>> begin Stored rows

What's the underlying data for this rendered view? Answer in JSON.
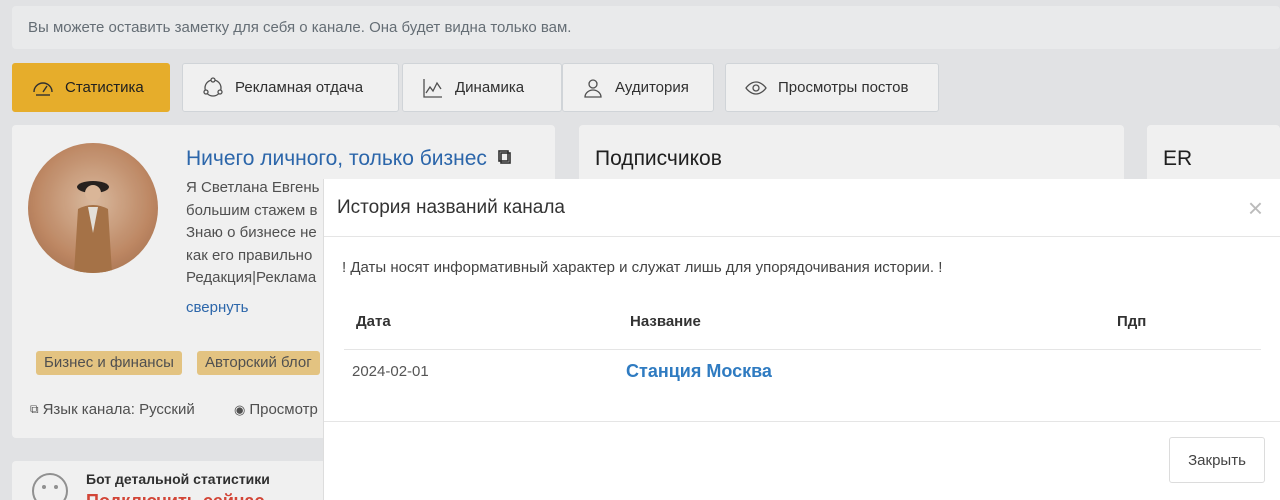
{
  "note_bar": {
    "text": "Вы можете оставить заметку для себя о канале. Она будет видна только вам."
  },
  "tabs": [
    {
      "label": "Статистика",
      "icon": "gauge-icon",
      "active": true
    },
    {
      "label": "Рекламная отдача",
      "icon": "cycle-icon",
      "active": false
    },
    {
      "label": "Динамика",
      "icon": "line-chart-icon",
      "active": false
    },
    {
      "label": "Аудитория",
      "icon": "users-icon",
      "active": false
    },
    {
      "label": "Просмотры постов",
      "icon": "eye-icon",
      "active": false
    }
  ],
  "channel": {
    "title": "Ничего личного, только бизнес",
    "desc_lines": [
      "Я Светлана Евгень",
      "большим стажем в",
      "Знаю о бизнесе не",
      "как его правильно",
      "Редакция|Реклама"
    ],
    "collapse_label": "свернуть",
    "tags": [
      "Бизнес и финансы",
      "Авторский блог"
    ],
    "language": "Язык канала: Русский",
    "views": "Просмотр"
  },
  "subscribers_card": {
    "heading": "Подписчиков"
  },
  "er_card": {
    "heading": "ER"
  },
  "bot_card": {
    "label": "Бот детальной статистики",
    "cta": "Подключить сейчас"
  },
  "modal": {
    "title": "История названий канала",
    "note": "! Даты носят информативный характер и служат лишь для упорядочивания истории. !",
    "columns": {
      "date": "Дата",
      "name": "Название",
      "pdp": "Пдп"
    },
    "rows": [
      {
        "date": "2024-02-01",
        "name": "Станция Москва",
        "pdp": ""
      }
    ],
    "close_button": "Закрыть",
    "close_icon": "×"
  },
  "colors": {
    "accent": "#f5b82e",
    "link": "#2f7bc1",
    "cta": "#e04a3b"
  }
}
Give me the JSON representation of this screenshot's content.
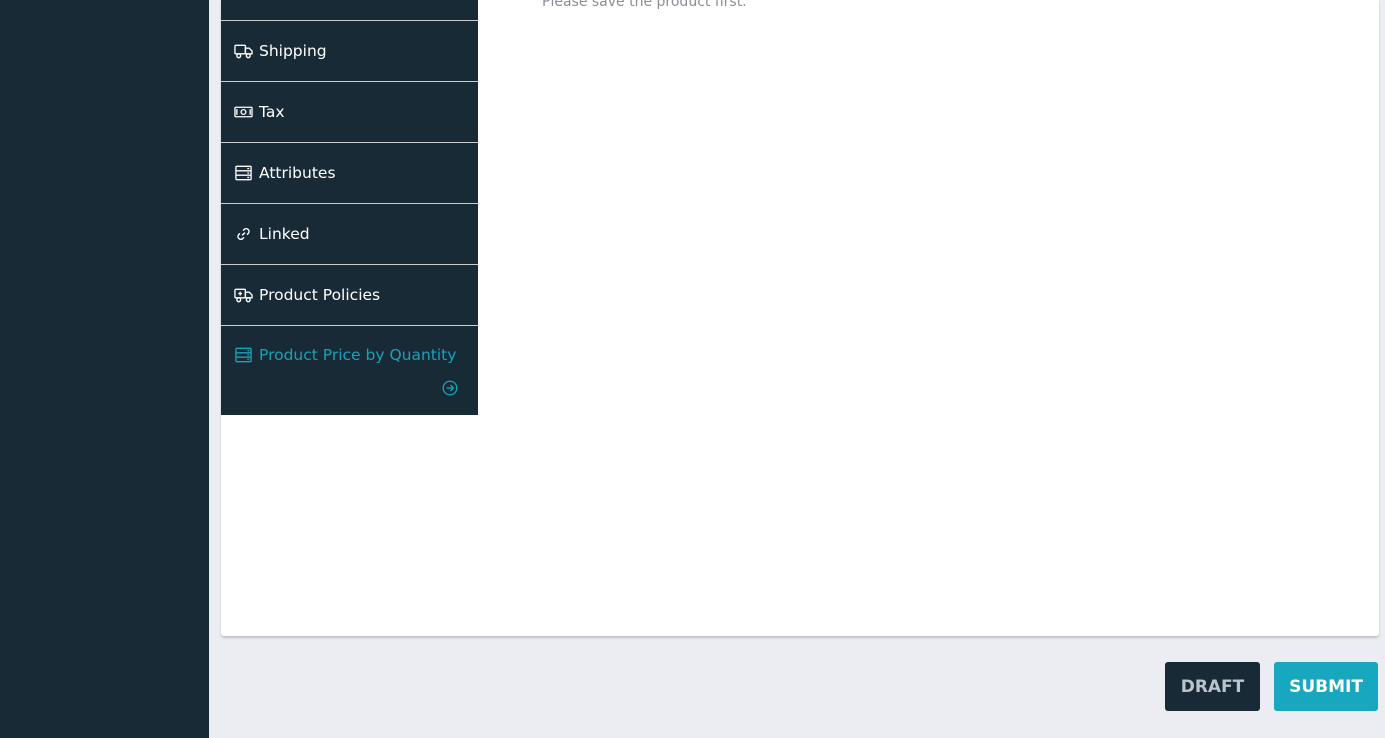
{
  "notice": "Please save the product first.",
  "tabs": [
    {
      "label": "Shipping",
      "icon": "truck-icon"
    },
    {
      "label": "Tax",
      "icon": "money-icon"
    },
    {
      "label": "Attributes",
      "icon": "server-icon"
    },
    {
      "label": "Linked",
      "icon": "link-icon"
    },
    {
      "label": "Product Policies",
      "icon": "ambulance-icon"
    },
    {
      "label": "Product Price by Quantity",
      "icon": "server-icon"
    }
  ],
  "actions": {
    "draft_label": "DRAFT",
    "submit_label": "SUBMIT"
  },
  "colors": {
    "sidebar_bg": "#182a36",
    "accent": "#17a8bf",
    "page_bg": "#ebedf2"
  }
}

>> end Stored rows

> Exercise:
Leaving all pictures aside, quote each record exactly.

> In response:
What's the underlying data for this rendered view? Answer in JSON.
{
  "note_bar": {
    "text": "Вы можете оставить заметку для себя о канале. Она будет видна только вам."
  },
  "tabs": [
    {
      "label": "Статистика",
      "icon": "gauge-icon",
      "active": true
    },
    {
      "label": "Рекламная отдача",
      "icon": "cycle-icon",
      "active": false
    },
    {
      "label": "Динамика",
      "icon": "line-chart-icon",
      "active": false
    },
    {
      "label": "Аудитория",
      "icon": "users-icon",
      "active": false
    },
    {
      "label": "Просмотры постов",
      "icon": "eye-icon",
      "active": false
    }
  ],
  "channel": {
    "title": "Ничего личного, только бизнес",
    "desc_lines": [
      "Я Светлана Евгень",
      "большим стажем в",
      "Знаю о бизнесе не",
      "как его правильно",
      "Редакция|Реклама"
    ],
    "collapse_label": "свернуть",
    "tags": [
      "Бизнес и финансы",
      "Авторский блог"
    ],
    "language": "Язык канала: Русский",
    "views": "Просмотр"
  },
  "subscribers_card": {
    "heading": "Подписчиков"
  },
  "er_card": {
    "heading": "ER"
  },
  "bot_card": {
    "label": "Бот детальной статистики",
    "cta": "Подключить сейчас"
  },
  "modal": {
    "title": "История названий канала",
    "note": "! Даты носят информативный характер и служат лишь для упорядочивания истории. !",
    "columns": {
      "date": "Дата",
      "name": "Название",
      "pdp": "Пдп"
    },
    "rows": [
      {
        "date": "2024-02-01",
        "name": "Станция Москва",
        "pdp": ""
      }
    ],
    "close_button": "Закрыть",
    "close_icon": "×"
  },
  "colors": {
    "accent": "#f5b82e",
    "link": "#2f7bc1",
    "cta": "#e04a3b"
  }
}
Give me the JSON representation of this screenshot's content.
{
  "notice": "Please save the product first.",
  "tabs": [
    {
      "label": "Shipping",
      "icon": "truck-icon"
    },
    {
      "label": "Tax",
      "icon": "money-icon"
    },
    {
      "label": "Attributes",
      "icon": "server-icon"
    },
    {
      "label": "Linked",
      "icon": "link-icon"
    },
    {
      "label": "Product Policies",
      "icon": "ambulance-icon"
    },
    {
      "label": "Product Price by Quantity",
      "icon": "server-icon"
    }
  ],
  "actions": {
    "draft_label": "DRAFT",
    "submit_label": "SUBMIT"
  },
  "colors": {
    "sidebar_bg": "#182a36",
    "accent": "#17a8bf",
    "page_bg": "#ebedf2"
  }
}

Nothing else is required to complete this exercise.